======== MATERIAL FOR THIS TASK
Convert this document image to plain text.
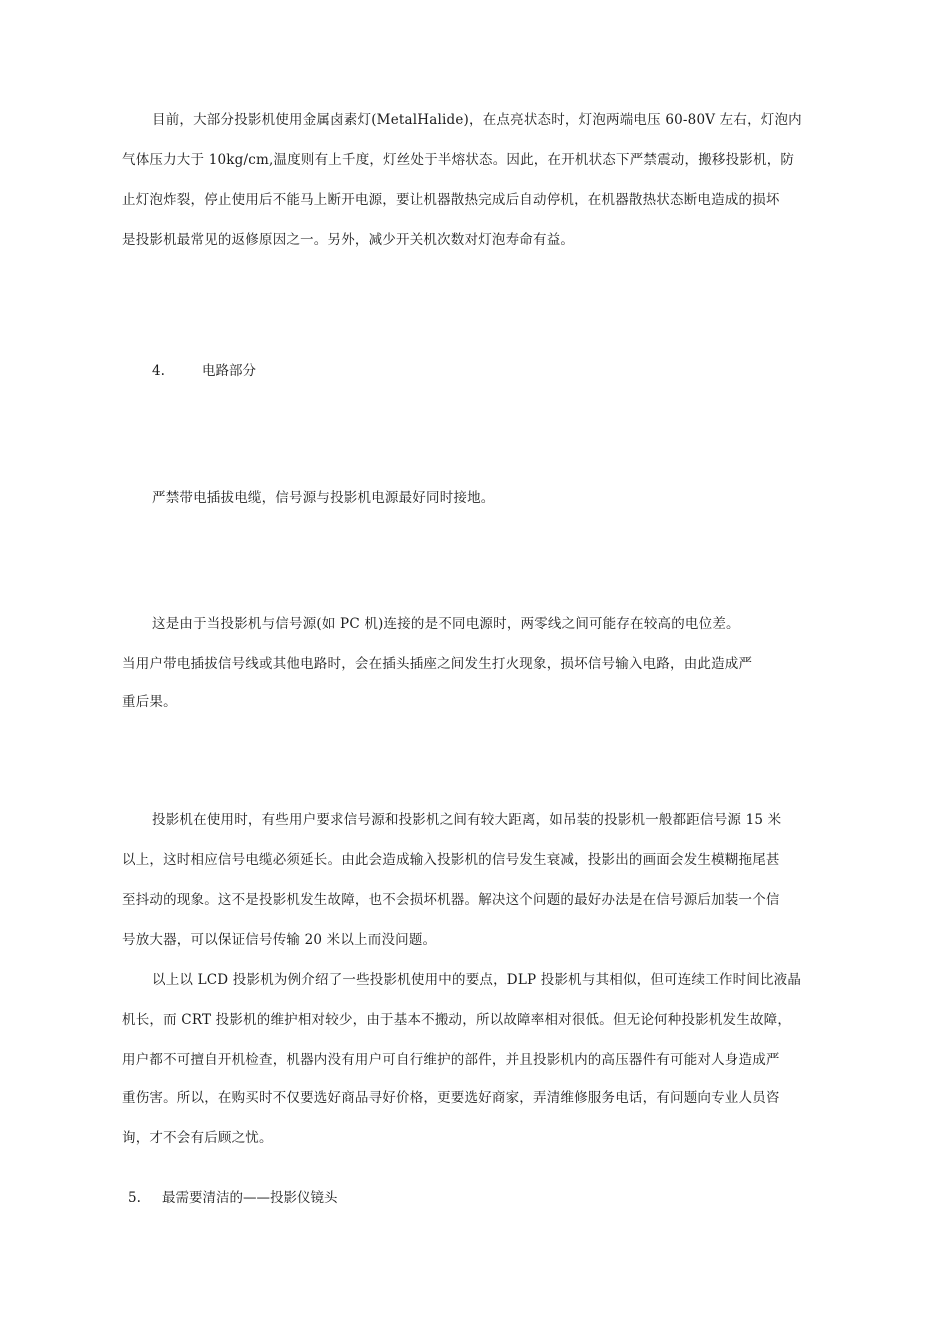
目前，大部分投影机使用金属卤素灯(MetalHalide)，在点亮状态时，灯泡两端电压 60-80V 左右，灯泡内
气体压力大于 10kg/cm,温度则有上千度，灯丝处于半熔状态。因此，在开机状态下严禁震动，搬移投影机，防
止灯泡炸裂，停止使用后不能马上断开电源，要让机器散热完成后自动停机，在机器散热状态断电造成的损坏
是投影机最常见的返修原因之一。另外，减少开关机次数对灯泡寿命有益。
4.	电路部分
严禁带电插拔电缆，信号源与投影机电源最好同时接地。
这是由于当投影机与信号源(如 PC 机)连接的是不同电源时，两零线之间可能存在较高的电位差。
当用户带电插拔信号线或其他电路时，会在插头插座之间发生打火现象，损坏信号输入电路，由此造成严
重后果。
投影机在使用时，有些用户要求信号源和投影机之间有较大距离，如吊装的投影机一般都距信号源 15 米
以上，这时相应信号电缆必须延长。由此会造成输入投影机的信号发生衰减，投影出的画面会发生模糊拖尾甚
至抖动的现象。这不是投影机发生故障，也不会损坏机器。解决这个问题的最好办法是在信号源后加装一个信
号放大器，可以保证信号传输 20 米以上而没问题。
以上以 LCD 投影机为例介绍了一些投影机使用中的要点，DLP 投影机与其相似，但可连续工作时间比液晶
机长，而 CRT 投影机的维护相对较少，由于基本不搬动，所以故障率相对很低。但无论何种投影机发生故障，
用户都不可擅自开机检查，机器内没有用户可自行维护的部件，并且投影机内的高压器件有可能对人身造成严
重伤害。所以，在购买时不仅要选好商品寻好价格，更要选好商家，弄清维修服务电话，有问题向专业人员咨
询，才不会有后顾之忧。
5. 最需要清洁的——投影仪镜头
================
======== MATERIAL FOR THIS TASK
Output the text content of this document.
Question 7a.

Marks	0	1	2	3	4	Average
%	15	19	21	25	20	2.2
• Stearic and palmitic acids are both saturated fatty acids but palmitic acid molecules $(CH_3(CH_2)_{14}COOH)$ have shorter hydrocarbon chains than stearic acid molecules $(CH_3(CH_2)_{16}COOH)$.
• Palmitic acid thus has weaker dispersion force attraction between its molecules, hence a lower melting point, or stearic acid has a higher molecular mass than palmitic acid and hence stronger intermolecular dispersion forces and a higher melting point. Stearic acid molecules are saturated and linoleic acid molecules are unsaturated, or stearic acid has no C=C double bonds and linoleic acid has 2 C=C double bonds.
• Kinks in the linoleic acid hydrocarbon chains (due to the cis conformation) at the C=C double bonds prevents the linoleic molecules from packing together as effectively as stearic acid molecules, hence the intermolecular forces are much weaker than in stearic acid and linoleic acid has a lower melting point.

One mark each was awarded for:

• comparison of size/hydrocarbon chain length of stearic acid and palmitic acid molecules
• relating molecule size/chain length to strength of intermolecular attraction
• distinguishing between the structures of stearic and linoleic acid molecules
================
======== MATERIAL FOR THIS TASK
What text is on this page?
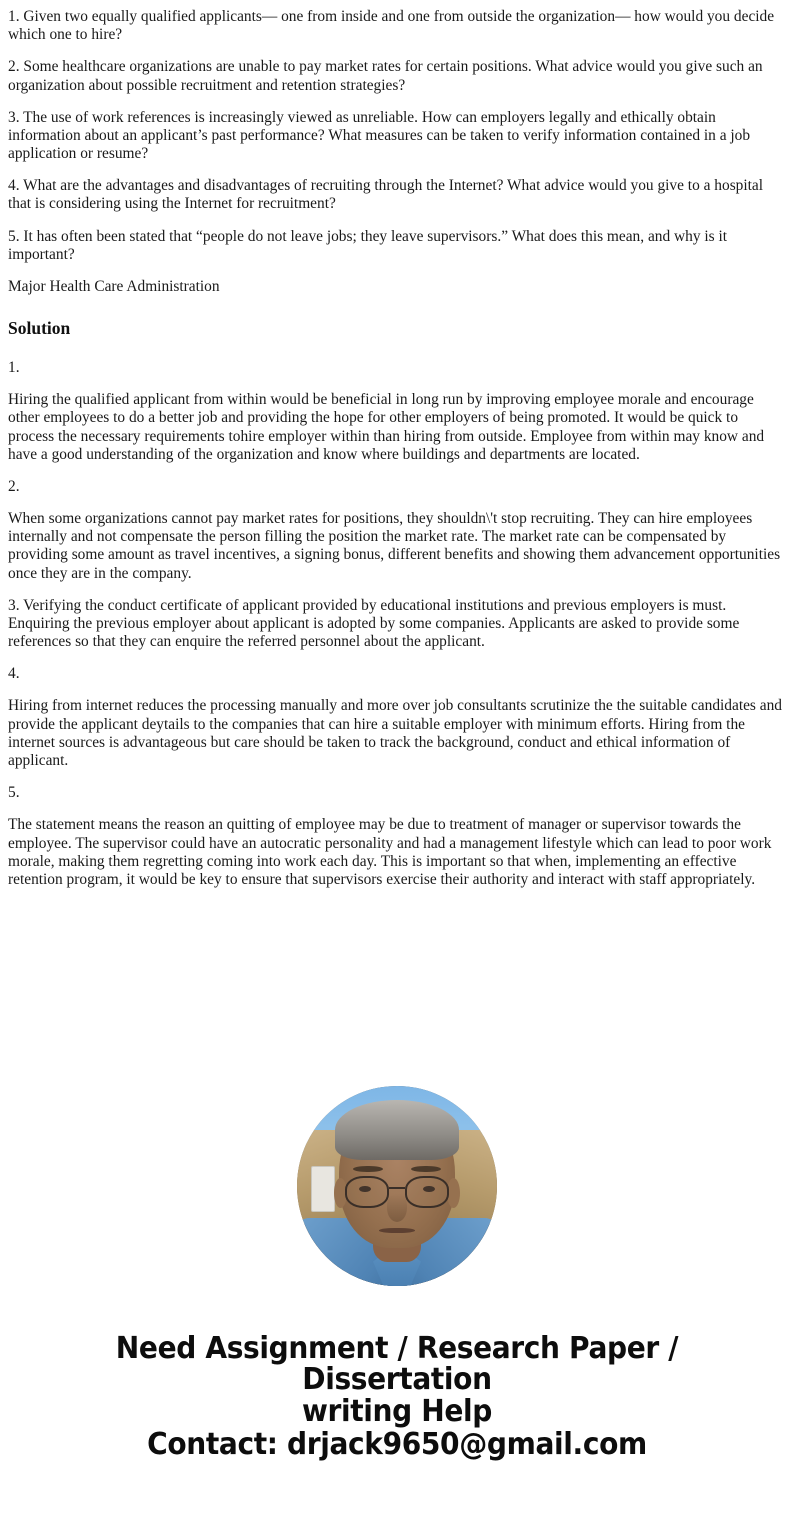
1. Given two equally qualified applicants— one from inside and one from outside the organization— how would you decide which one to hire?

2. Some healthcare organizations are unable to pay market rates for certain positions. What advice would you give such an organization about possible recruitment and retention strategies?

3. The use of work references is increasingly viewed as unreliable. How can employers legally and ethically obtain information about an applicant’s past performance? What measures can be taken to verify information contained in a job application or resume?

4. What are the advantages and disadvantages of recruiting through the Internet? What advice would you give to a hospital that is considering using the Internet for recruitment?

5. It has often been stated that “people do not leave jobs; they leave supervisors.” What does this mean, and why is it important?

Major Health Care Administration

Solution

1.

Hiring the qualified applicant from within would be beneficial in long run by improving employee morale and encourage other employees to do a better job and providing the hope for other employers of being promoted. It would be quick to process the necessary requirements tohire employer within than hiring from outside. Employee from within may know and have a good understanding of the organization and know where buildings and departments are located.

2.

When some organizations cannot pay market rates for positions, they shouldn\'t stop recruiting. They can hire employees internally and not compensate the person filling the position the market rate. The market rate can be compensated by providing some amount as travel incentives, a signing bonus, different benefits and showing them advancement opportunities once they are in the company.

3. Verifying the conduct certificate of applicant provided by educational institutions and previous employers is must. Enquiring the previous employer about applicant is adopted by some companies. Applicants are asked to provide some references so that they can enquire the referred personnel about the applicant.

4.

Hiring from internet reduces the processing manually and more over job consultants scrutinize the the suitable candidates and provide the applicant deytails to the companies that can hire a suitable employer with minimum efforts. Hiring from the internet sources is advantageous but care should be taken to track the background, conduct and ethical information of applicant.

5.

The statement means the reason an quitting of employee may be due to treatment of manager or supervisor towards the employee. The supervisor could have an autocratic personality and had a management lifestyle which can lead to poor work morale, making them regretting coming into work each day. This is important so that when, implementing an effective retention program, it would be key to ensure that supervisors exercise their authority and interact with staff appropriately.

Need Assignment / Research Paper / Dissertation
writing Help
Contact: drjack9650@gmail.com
================
From the entries above, return each line with the word "size" in it.

• comparison of size/hydrocarbon chain length of stearic acid and palmitic acid molecules
• relating molecule size/chain length to strength of intermolecular attraction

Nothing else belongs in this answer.